**DATA SHOWN:**

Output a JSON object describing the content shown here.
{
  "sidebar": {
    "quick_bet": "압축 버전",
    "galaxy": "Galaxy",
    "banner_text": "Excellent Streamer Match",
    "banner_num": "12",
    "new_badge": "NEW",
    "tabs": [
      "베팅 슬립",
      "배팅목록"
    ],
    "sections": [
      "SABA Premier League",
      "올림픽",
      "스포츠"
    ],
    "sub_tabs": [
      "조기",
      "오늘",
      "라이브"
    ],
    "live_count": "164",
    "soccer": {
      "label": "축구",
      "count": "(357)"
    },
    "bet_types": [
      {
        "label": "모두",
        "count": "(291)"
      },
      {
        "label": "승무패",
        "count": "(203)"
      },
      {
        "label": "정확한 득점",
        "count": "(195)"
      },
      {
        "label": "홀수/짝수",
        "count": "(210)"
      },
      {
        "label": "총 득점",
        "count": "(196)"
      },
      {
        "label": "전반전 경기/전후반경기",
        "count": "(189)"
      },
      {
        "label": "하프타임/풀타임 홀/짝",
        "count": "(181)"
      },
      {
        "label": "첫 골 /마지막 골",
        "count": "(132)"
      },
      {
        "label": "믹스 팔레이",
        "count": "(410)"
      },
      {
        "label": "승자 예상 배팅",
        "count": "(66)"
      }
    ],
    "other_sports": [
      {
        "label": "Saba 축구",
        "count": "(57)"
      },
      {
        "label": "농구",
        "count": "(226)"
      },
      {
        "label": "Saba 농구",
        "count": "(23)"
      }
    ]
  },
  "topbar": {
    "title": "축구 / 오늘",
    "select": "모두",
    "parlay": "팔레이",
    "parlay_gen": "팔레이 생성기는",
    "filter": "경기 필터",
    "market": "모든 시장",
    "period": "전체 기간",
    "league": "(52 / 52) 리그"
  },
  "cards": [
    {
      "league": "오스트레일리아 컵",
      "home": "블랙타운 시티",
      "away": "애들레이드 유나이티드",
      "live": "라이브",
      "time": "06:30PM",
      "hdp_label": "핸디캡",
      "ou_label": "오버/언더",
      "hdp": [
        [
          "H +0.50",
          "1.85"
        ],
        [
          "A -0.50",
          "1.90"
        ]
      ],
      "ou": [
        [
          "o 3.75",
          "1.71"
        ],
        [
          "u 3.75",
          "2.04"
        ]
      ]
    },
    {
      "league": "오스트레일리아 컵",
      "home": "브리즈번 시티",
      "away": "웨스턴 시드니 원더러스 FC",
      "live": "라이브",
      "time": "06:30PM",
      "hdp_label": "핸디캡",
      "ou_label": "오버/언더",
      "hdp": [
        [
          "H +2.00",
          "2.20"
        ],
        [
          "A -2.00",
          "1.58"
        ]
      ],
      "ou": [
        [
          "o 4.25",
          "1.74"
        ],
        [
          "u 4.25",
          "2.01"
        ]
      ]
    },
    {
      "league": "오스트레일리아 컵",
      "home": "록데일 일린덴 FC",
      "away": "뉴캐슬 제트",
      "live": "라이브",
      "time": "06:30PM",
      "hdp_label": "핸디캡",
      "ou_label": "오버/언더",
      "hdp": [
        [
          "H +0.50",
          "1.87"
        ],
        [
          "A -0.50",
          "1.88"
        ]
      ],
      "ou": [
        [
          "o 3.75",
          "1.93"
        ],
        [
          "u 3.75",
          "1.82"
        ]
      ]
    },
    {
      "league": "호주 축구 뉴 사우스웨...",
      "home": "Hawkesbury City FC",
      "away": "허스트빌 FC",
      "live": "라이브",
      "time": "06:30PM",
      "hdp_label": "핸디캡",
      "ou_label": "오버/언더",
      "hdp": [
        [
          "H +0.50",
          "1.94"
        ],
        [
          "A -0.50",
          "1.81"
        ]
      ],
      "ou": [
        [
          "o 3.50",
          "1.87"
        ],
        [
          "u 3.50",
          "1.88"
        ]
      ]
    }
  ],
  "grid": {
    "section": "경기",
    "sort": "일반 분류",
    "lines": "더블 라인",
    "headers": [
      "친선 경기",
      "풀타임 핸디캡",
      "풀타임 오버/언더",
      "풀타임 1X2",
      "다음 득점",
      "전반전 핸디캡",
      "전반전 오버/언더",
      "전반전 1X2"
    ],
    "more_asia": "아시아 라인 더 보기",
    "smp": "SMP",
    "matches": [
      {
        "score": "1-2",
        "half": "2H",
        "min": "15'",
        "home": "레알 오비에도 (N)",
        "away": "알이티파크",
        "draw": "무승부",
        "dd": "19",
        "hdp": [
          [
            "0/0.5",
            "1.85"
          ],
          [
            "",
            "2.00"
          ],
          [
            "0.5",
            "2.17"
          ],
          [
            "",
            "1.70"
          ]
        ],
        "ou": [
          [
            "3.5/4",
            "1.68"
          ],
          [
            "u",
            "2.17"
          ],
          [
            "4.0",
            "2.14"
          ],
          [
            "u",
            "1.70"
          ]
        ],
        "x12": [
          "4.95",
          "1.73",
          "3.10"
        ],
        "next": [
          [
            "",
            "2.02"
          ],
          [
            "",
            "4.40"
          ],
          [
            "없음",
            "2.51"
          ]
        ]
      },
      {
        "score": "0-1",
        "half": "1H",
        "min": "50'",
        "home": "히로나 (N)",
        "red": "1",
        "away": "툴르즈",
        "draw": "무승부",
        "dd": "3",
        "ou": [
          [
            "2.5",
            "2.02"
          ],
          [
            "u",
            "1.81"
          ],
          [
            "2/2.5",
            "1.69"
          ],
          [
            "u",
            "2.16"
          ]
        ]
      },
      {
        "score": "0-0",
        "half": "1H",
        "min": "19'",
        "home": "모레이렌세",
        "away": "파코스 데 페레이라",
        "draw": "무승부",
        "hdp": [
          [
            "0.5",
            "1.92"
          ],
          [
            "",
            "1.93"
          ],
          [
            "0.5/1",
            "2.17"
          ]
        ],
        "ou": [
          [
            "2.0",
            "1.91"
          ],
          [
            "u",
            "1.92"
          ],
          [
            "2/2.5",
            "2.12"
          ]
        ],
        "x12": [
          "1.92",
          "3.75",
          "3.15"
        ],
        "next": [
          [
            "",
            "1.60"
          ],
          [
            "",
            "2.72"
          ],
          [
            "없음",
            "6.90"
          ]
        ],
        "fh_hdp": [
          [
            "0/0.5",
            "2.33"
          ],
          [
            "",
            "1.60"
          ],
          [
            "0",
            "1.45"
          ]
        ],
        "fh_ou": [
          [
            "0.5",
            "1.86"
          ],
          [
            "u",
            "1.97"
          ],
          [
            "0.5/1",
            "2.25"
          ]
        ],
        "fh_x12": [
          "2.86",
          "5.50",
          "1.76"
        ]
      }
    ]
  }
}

**WHAT IS EXPECTED:** Could you quote the material above in full, exactly as it stands?

**ANSWER TO THE TASK:**
Output a JSON object describing the content shown here.
{
  "sidebar": {
    "quick_bet": "압축 버전",
    "galaxy": "Galaxy",
    "banner_text": "Excellent Streamer Match",
    "banner_num": "12",
    "new_badge": "NEW",
    "tabs": [
      "베팅 슬립",
      "배팅목록"
    ],
    "sections": [
      "SABA Premier League",
      "올림픽",
      "스포츠"
    ],
    "sub_tabs": [
      "조기",
      "오늘",
      "라이브"
    ],
    "live_count": "164",
    "soccer": {
      "label": "축구",
      "count": "(357)"
    },
    "bet_types": [
      {
        "label": "모두",
        "count": "(291)"
      },
      {
        "label": "승무패",
        "count": "(203)"
      },
      {
        "label": "정확한 득점",
        "count": "(195)"
      },
      {
        "label": "홀수/짝수",
        "count": "(210)"
      },
      {
        "label": "총 득점",
        "count": "(196)"
      },
      {
        "label": "전반전 경기/전후반경기",
        "count": "(189)"
      },
      {
        "label": "하프타임/풀타임 홀/짝",
        "count": "(181)"
      },
      {
        "label": "첫 골 /마지막 골",
        "count": "(132)"
      },
      {
        "label": "믹스 팔레이",
        "count": "(410)"
      },
      {
        "label": "승자 예상 배팅",
        "count": "(66)"
      }
    ],
    "other_sports": [
      {
        "label": "Saba 축구",
        "count": "(57)"
      },
      {
        "label": "농구",
        "count": "(226)"
      },
      {
        "label": "Saba 농구",
        "count": "(23)"
      }
    ]
  },
  "topbar": {
    "title": "축구 / 오늘",
    "select": "모두",
    "parlay": "팔레이",
    "parlay_gen": "팔레이 생성기는",
    "filter": "경기 필터",
    "market": "모든 시장",
    "period": "전체 기간",
    "league": "(52 / 52) 리그"
  },
  "cards": [
    {
      "league": "오스트레일리아 컵",
      "home": "블랙타운 시티",
      "away": "애들레이드 유나이티드",
      "live": "라이브",
      "time": "06:30PM",
      "hdp_label": "핸디캡",
      "ou_label": "오버/언더",
      "hdp": [
        [
          "H +0.50",
          "1.85"
        ],
        [
          "A -0.50",
          "1.90"
        ]
      ],
      "ou": [
        [
          "o 3.75",
          "1.71"
        ],
        [
          "u 3.75",
          "2.04"
        ]
      ]
    },
    {
      "league": "오스트레일리아 컵",
      "home": "브리즈번 시티",
      "away": "웨스턴 시드니 원더러스 FC",
      "live": "라이브",
      "time": "06:30PM",
      "hdp_label": "핸디캡",
      "ou_label": "오버/언더",
      "hdp": [
        [
          "H +2.00",
          "2.20"
        ],
        [
          "A -2.00",
          "1.58"
        ]
      ],
      "ou": [
        [
          "o 4.25",
          "1.74"
        ],
        [
          "u 4.25",
          "2.01"
        ]
      ]
    },
    {
      "league": "오스트레일리아 컵",
      "home": "록데일 일린덴 FC",
      "away": "뉴캐슬 제트",
      "live": "라이브",
      "time": "06:30PM",
      "hdp_label": "핸디캡",
      "ou_label": "오버/언더",
      "hdp": [
        [
          "H +0.50",
          "1.87"
        ],
        [
          "A -0.50",
          "1.88"
        ]
      ],
      "ou": [
        [
          "o 3.75",
          "1.93"
        ],
        [
          "u 3.75",
          "1.82"
        ]
      ]
    },
    {
      "league": "호주 축구 뉴 사우스웨...",
      "home": "Hawkesbury City FC",
      "away": "허스트빌 FC",
      "live": "라이브",
      "time": "06:30PM",
      "hdp_label": "핸디캡",
      "ou_label": "오버/언더",
      "hdp": [
        [
          "H +0.50",
          "1.94"
        ],
        [
          "A -0.50",
          "1.81"
        ]
      ],
      "ou": [
        [
          "o 3.50",
          "1.87"
        ],
        [
          "u 3.50",
          "1.88"
        ]
      ]
    }
  ],
  "grid": {
    "section": "경기",
    "sort": "일반 분류",
    "lines": "더블 라인",
    "headers": [
      "친선 경기",
      "풀타임 핸디캡",
      "풀타임 오버/언더",
      "풀타임 1X2",
      "다음 득점",
      "전반전 핸디캡",
      "전반전 오버/언더",
      "전반전 1X2"
    ],
    "more_asia": "아시아 라인 더 보기",
    "smp": "SMP",
    "matches": [
      {
        "score": "1-2",
        "half": "2H",
        "min": "15'",
        "home": "레알 오비에도 (N)",
        "away": "알이티파크",
        "draw": "무승부",
        "dd": "19",
        "hdp": [
          [
            "0/0.5",
            "1.85"
          ],
          [
            "",
            "2.00"
          ],
          [
            "0.5",
            "2.17"
          ],
          [
            "",
            "1.70"
          ]
        ],
        "ou": [
          [
            "3.5/4",
            "1.68"
          ],
          [
            "u",
            "2.17"
          ],
          [
            "4.0",
            "2.14"
          ],
          [
            "u",
            "1.70"
          ]
        ],
        "x12": [
          "4.95",
          "1.73",
          "3.10"
        ],
        "next": [
          [
            "",
            "2.02"
          ],
          [
            "",
            "4.40"
          ],
          [
            "없음",
            "2.51"
          ]
        ]
      },
      {
        "score": "0-1",
        "half": "1H",
        "min": "50'",
        "home": "히로나 (N)",
        "red": "1",
        "away": "툴르즈",
        "draw": "무승부",
        "dd": "3",
        "ou": [
          [
            "2.5",
            "2.02"
          ],
          [
            "u",
            "1.81"
          ],
          [
            "2/2.5",
            "1.69"
          ],
          [
            "u",
            "2.16"
          ]
        ]
      },
      {
        "score": "0-0",
        "half": "1H",
        "min": "19'",
        "home": "모레이렌세",
        "away": "파코스 데 페레이라",
        "draw": "무승부",
        "hdp": [
          [
            "0.5",
            "1.92"
          ],
          [
            "",
            "1.93"
          ],
          [
            "0.5/1",
            "2.17"
          ]
        ],
        "ou": [
          [
            "2.0",
            "1.91"
          ],
          [
            "u",
            "1.92"
          ],
          [
            "2/2.5",
            "2.12"
          ]
        ],
        "x12": [
          "1.92",
          "3.75",
          "3.15"
        ],
        "next": [
          [
            "",
            "1.60"
          ],
          [
            "",
            "2.72"
          ],
          [
            "없음",
            "6.90"
          ]
        ],
        "fh_hdp": [
          [
            "0/0.5",
            "2.33"
          ],
          [
            "",
            "1.60"
          ],
          [
            "0",
            "1.45"
          ]
        ],
        "fh_ou": [
          [
            "0.5",
            "1.86"
          ],
          [
            "u",
            "1.97"
          ],
          [
            "0.5/1",
            "2.25"
          ]
        ],
        "fh_x12": [
          "2.86",
          "5.50",
          "1.76"
        ]
      }
    ]
  }
}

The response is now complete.